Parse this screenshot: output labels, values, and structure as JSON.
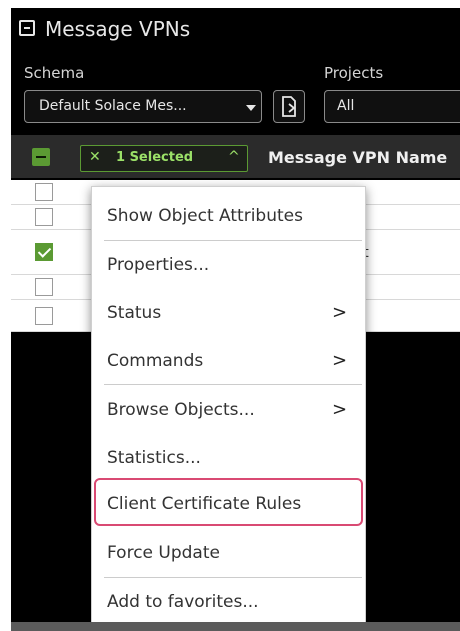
{
  "window": {
    "title": "Message VPNs"
  },
  "filters": {
    "schema_label": "Schema",
    "schema_value": "Default Solace Mes...",
    "projects_label": "Projects",
    "projects_value": "All"
  },
  "table": {
    "selection_label": "1 Selected",
    "column_header": "Message VPN Name",
    "rows": [
      {
        "checked": false,
        "text": ""
      },
      {
        "checked": false,
        "text": ""
      },
      {
        "checked": true,
        "text": "st"
      },
      {
        "checked": false,
        "text": ""
      },
      {
        "checked": false,
        "text": ""
      }
    ]
  },
  "context_menu": {
    "items": [
      {
        "label": "Show Object Attributes",
        "submenu": false
      },
      {
        "label": "Properties...",
        "submenu": false
      },
      {
        "label": "Status",
        "submenu": true
      },
      {
        "label": "Commands",
        "submenu": true
      },
      {
        "label": "Browse Objects...",
        "submenu": true
      },
      {
        "label": "Statistics...",
        "submenu": false
      },
      {
        "label": "Client Certificate Rules",
        "submenu": false,
        "highlighted": true
      },
      {
        "label": "Force Update",
        "submenu": false
      },
      {
        "label": "Add to favorites...",
        "submenu": false
      }
    ]
  },
  "colors": {
    "accent": "#5b9a33",
    "highlight_border": "#d94a73",
    "panel_bg": "#000000"
  }
}
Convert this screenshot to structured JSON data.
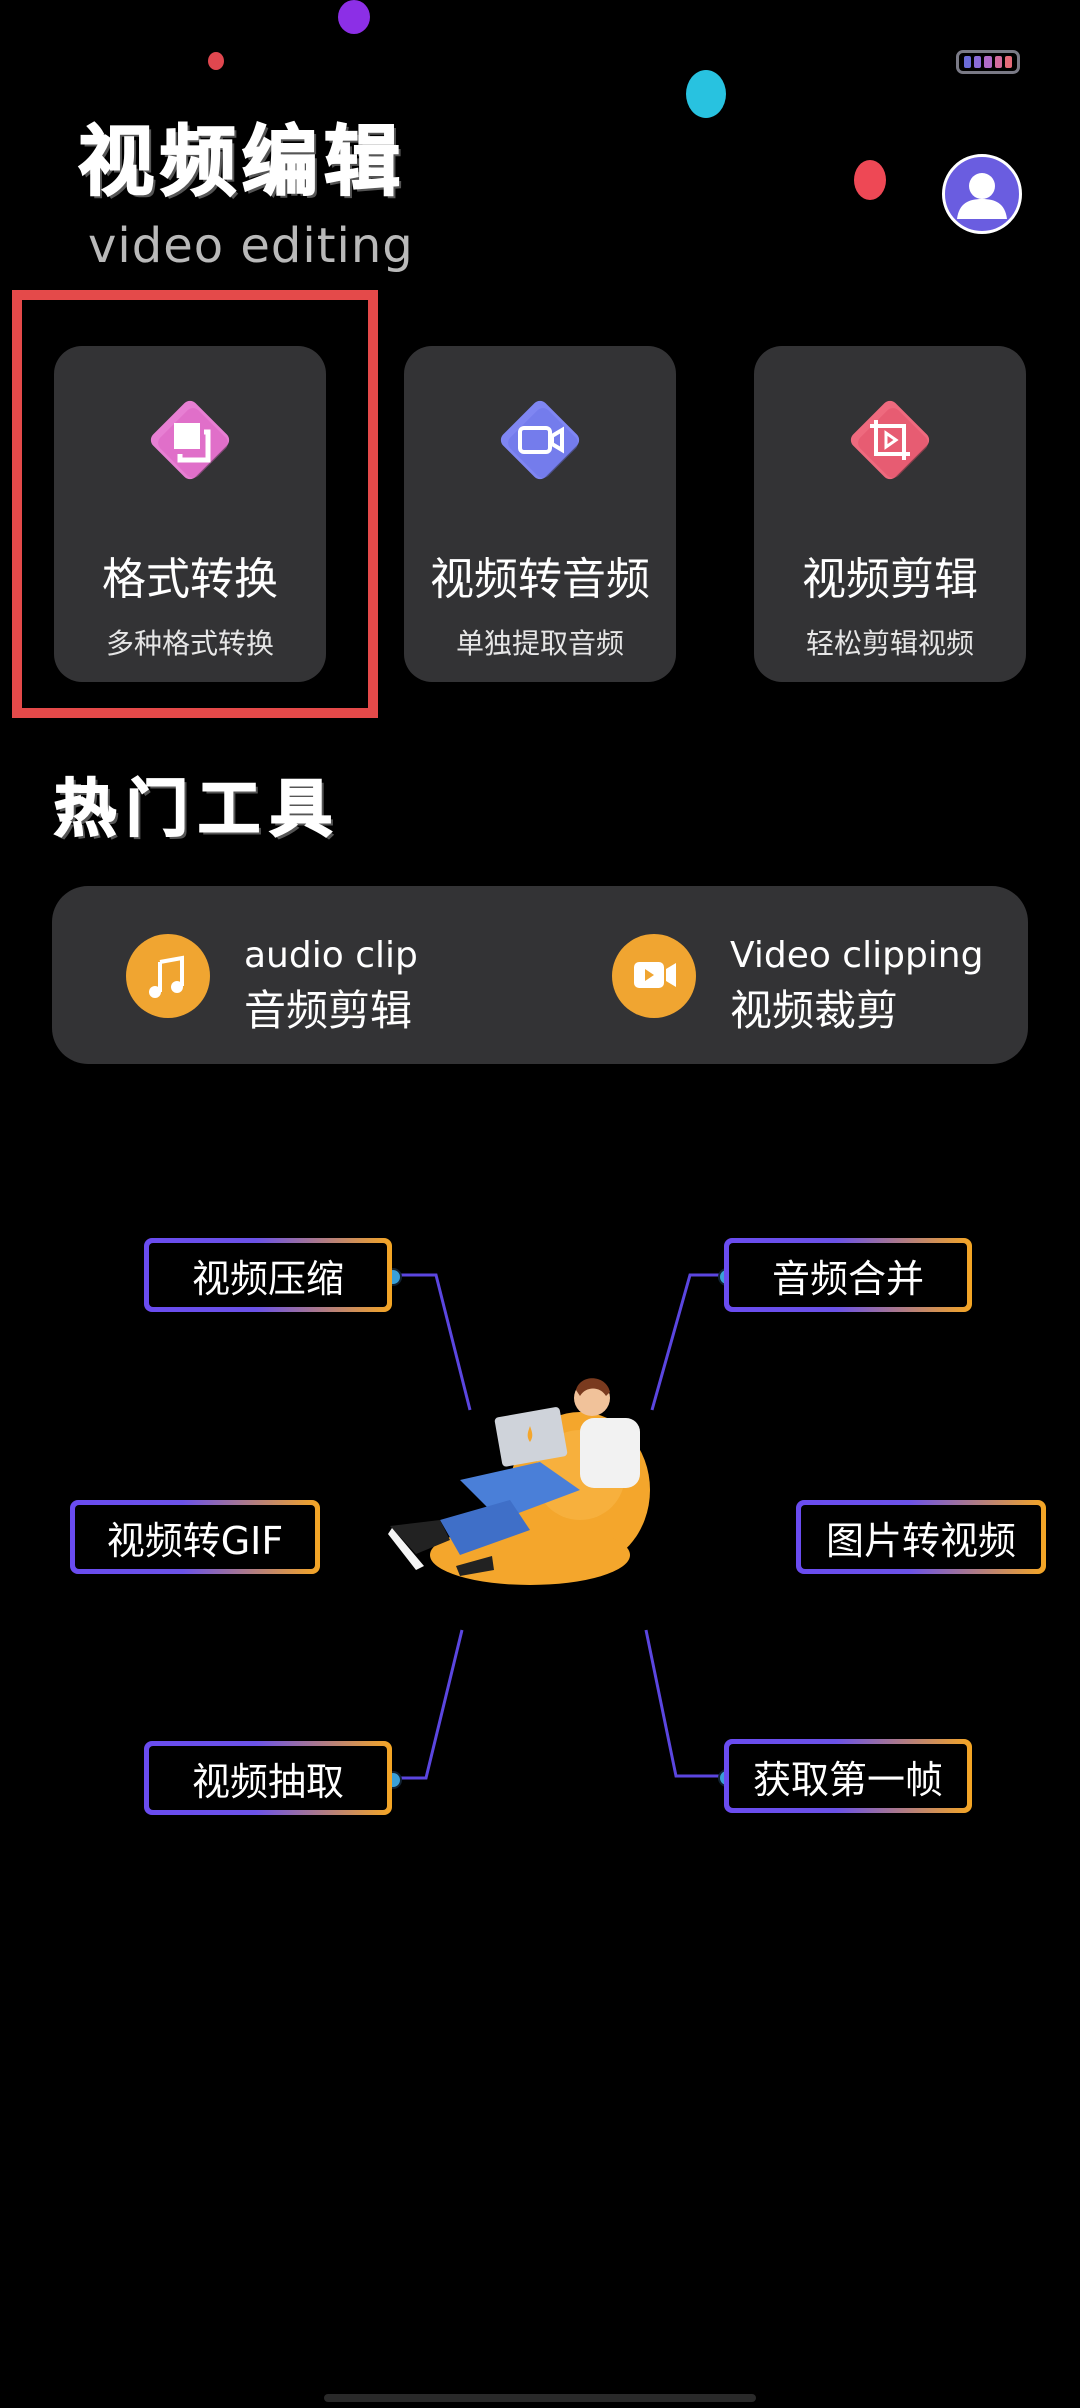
{
  "header": {
    "title_cn": "视频编辑",
    "title_en": "video editing"
  },
  "feature_cards": [
    {
      "label": "格式转换",
      "sub": "多种格式转换",
      "icon": "format-convert-icon",
      "color": "#e77fd3"
    },
    {
      "label": "视频转音频",
      "sub": "单独提取音频",
      "icon": "video-camera-icon",
      "color": "#7f86f2"
    },
    {
      "label": "视频剪辑",
      "sub": "轻松剪辑视频",
      "icon": "crop-play-icon",
      "color": "#ee6a7e"
    }
  ],
  "hot_tools": {
    "title": "热门工具",
    "items": [
      {
        "en": "audio clip",
        "cn": "音频剪辑",
        "icon": "music-note-icon"
      },
      {
        "en": "Video clipping",
        "cn": "视频裁剪",
        "icon": "video-icon"
      }
    ]
  },
  "tool_tags": [
    {
      "label": "视频压缩"
    },
    {
      "label": "音频合并"
    },
    {
      "label": "视频转GIF"
    },
    {
      "label": "图片转视频"
    },
    {
      "label": "视频抽取"
    },
    {
      "label": "获取第一帧"
    }
  ],
  "colors": {
    "background": "#000000",
    "card": "#333335",
    "accent_orange": "#f0a531",
    "highlight_red": "#e44a4a",
    "tag_gradient_start": "#6a4cf0",
    "tag_gradient_end": "#f5a623"
  }
}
○ ○ ○ ○
[Problem statement]:
Using the data above, write out every line exactly, leaving the images behind.

[Reply to the task]:
Parse this screenshot: output labels, values, and structure as JSON.
{
  "window": {
    "title": "Message VPNs"
  },
  "filters": {
    "schema_label": "Schema",
    "schema_value": "Default Solace Mes...",
    "projects_label": "Projects",
    "projects_value": "All"
  },
  "table": {
    "selection_label": "1 Selected",
    "column_header": "Message VPN Name",
    "rows": [
      {
        "checked": false,
        "text": ""
      },
      {
        "checked": false,
        "text": ""
      },
      {
        "checked": true,
        "text": "st"
      },
      {
        "checked": false,
        "text": ""
      },
      {
        "checked": false,
        "text": ""
      }
    ]
  },
  "context_menu": {
    "items": [
      {
        "label": "Show Object Attributes",
        "submenu": false
      },
      {
        "label": "Properties...",
        "submenu": false
      },
      {
        "label": "Status",
        "submenu": true
      },
      {
        "label": "Commands",
        "submenu": true
      },
      {
        "label": "Browse Objects...",
        "submenu": true
      },
      {
        "label": "Statistics...",
        "submenu": false
      },
      {
        "label": "Client Certificate Rules",
        "submenu": false,
        "highlighted": true
      },
      {
        "label": "Force Update",
        "submenu": false
      },
      {
        "label": "Add to favorites...",
        "submenu": false
      }
    ]
  },
  "colors": {
    "accent": "#5b9a33",
    "highlight_border": "#d94a73",
    "panel_bg": "#000000"
  }
}
Convert this screenshot to structured JSON data.
{
  "header": {
    "title_cn": "视频编辑",
    "title_en": "video editing"
  },
  "feature_cards": [
    {
      "label": "格式转换",
      "sub": "多种格式转换",
      "icon": "format-convert-icon",
      "color": "#e77fd3"
    },
    {
      "label": "视频转音频",
      "sub": "单独提取音频",
      "icon": "video-camera-icon",
      "color": "#7f86f2"
    },
    {
      "label": "视频剪辑",
      "sub": "轻松剪辑视频",
      "icon": "crop-play-icon",
      "color": "#ee6a7e"
    }
  ],
  "hot_tools": {
    "title": "热门工具",
    "items": [
      {
        "en": "audio clip",
        "cn": "音频剪辑",
        "icon": "music-note-icon"
      },
      {
        "en": "Video clipping",
        "cn": "视频裁剪",
        "icon": "video-icon"
      }
    ]
  },
  "tool_tags": [
    {
      "label": "视频压缩"
    },
    {
      "label": "音频合并"
    },
    {
      "label": "视频转GIF"
    },
    {
      "label": "图片转视频"
    },
    {
      "label": "视频抽取"
    },
    {
      "label": "获取第一帧"
    }
  ],
  "colors": {
    "background": "#000000",
    "card": "#333335",
    "accent_orange": "#f0a531",
    "highlight_red": "#e44a4a",
    "tag_gradient_start": "#6a4cf0",
    "tag_gradient_end": "#f5a623"
  }
}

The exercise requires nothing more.